TASK TO CARRY OUT = Reproduce the entries word for word, beginning with the first line and stopping after the line that contains "y-tick-label: 22 bbox=[778, 664, 801, 686]".

##### STORED ROWS

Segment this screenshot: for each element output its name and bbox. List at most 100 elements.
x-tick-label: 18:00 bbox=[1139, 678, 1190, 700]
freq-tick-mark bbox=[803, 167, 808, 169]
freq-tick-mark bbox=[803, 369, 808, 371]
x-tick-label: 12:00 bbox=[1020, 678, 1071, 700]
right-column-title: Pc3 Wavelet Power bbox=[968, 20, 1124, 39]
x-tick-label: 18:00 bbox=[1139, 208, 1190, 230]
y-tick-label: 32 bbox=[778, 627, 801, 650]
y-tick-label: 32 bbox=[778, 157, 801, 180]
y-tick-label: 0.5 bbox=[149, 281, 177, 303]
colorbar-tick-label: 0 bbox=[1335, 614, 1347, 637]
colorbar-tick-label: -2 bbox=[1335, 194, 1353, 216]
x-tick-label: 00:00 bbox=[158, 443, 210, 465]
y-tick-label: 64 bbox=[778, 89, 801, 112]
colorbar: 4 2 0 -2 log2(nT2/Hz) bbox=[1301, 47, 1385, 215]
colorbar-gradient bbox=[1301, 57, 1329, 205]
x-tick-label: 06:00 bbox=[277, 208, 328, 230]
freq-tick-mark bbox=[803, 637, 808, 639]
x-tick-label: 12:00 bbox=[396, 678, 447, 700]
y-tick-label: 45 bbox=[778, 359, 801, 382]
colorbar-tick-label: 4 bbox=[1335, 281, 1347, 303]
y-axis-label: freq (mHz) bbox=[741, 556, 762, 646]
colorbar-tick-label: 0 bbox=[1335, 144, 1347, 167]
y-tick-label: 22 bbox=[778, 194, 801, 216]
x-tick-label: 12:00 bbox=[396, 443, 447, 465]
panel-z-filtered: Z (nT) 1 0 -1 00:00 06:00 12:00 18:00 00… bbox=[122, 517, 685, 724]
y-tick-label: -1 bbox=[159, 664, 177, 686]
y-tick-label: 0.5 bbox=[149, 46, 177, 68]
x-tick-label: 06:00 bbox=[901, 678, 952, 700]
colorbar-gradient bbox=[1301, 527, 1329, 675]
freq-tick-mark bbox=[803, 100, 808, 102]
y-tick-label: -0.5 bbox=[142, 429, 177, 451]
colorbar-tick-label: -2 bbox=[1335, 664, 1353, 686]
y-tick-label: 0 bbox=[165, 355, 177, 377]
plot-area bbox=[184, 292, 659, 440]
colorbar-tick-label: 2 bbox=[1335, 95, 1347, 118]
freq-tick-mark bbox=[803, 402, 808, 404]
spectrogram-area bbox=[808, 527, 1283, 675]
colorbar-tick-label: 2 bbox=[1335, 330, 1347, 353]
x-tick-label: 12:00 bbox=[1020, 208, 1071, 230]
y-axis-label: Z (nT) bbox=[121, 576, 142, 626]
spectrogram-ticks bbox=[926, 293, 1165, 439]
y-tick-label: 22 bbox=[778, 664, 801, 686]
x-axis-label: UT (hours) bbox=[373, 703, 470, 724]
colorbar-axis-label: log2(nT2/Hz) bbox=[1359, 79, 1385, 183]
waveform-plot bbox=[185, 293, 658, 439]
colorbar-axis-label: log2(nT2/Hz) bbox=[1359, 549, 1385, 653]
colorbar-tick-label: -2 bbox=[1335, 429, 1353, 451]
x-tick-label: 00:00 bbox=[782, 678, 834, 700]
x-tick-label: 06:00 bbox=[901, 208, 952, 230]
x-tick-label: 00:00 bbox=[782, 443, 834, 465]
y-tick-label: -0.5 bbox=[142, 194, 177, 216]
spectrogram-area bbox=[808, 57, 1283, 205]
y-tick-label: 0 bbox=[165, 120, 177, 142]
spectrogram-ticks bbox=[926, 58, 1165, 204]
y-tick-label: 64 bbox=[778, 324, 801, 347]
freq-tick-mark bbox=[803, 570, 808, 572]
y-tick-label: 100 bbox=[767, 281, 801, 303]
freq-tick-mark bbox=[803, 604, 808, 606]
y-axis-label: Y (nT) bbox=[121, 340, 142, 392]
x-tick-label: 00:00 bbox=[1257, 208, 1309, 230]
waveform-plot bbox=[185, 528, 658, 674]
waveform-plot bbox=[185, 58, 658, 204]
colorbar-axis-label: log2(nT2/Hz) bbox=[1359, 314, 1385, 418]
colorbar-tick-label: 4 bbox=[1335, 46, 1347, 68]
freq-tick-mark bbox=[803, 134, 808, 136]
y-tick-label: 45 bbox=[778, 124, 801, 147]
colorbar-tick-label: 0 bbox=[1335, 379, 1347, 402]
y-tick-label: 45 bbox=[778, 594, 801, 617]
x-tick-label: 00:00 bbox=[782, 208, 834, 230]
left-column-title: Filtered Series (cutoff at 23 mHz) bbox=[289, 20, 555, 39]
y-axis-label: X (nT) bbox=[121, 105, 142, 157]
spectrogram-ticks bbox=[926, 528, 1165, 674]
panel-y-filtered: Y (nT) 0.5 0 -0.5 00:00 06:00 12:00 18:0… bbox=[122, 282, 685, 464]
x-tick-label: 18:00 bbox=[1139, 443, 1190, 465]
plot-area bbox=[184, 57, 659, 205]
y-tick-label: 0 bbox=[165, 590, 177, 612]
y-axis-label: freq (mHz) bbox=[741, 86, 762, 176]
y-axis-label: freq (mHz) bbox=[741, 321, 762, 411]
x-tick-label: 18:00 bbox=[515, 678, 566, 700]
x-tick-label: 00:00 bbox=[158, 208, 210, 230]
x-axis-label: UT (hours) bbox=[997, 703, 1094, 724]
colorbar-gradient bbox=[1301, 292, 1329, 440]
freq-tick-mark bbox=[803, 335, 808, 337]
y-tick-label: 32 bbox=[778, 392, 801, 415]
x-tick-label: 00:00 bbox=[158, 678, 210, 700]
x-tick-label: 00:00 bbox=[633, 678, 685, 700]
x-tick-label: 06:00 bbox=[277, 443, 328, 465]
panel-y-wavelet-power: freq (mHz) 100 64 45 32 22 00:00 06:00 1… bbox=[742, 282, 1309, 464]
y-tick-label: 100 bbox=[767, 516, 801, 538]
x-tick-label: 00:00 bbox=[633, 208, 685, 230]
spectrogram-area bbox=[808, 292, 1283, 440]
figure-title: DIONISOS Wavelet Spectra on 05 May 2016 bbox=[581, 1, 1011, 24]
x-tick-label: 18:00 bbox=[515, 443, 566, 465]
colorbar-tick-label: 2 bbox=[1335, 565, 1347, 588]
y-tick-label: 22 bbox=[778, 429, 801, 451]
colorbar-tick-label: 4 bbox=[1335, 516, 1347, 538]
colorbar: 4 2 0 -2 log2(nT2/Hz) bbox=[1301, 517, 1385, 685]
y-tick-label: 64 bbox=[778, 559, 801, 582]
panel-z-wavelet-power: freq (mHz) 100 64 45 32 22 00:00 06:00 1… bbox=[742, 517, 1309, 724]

##########

EXERCISE RESPONSE =
Segment this screenshot: for each element output its name and bbox. List at most 100 elements.
x-tick-label: 18:00 bbox=[1139, 678, 1190, 700]
freq-tick-mark bbox=[803, 167, 808, 169]
freq-tick-mark bbox=[803, 369, 808, 371]
x-tick-label: 12:00 bbox=[1020, 678, 1071, 700]
right-column-title: Pc3 Wavelet Power bbox=[968, 20, 1124, 39]
x-tick-label: 18:00 bbox=[1139, 208, 1190, 230]
y-tick-label: 32 bbox=[778, 627, 801, 650]
y-tick-label: 32 bbox=[778, 157, 801, 180]
y-tick-label: 0.5 bbox=[149, 281, 177, 303]
colorbar-tick-label: 0 bbox=[1335, 614, 1347, 637]
colorbar-tick-label: -2 bbox=[1335, 194, 1353, 216]
x-tick-label: 00:00 bbox=[158, 443, 210, 465]
y-tick-label: 64 bbox=[778, 89, 801, 112]
colorbar: 4 2 0 -2 log2(nT2/Hz) bbox=[1301, 47, 1385, 215]
colorbar-gradient bbox=[1301, 57, 1329, 205]
x-tick-label: 06:00 bbox=[277, 208, 328, 230]
freq-tick-mark bbox=[803, 637, 808, 639]
x-tick-label: 12:00 bbox=[396, 678, 447, 700]
y-tick-label: 45 bbox=[778, 359, 801, 382]
colorbar-tick-label: 4 bbox=[1335, 281, 1347, 303]
y-axis-label: freq (mHz) bbox=[741, 556, 762, 646]
colorbar-tick-label: 0 bbox=[1335, 144, 1347, 167]
y-tick-label: 22 bbox=[778, 194, 801, 216]
x-tick-label: 12:00 bbox=[396, 443, 447, 465]
panel-z-filtered: Z (nT) 1 0 -1 00:00 06:00 12:00 18:00 00… bbox=[122, 517, 685, 724]
y-tick-label: -1 bbox=[159, 664, 177, 686]
y-tick-label: 0.5 bbox=[149, 46, 177, 68]
x-tick-label: 06:00 bbox=[901, 678, 952, 700]
colorbar-gradient bbox=[1301, 527, 1329, 675]
freq-tick-mark bbox=[803, 100, 808, 102]
y-tick-label: -0.5 bbox=[142, 429, 177, 451]
colorbar-tick-label: -2 bbox=[1335, 664, 1353, 686]
y-tick-label: 0 bbox=[165, 355, 177, 377]
plot-area bbox=[184, 292, 659, 440]
colorbar-tick-label: 2 bbox=[1335, 95, 1347, 118]
freq-tick-mark bbox=[803, 402, 808, 404]
spectrogram-area bbox=[808, 527, 1283, 675]
colorbar-tick-label: 2 bbox=[1335, 330, 1347, 353]
x-tick-label: 12:00 bbox=[1020, 208, 1071, 230]
y-axis-label: Z (nT) bbox=[121, 576, 142, 626]
spectrogram-ticks bbox=[926, 293, 1165, 439]
y-tick-label: 22 bbox=[778, 664, 801, 686]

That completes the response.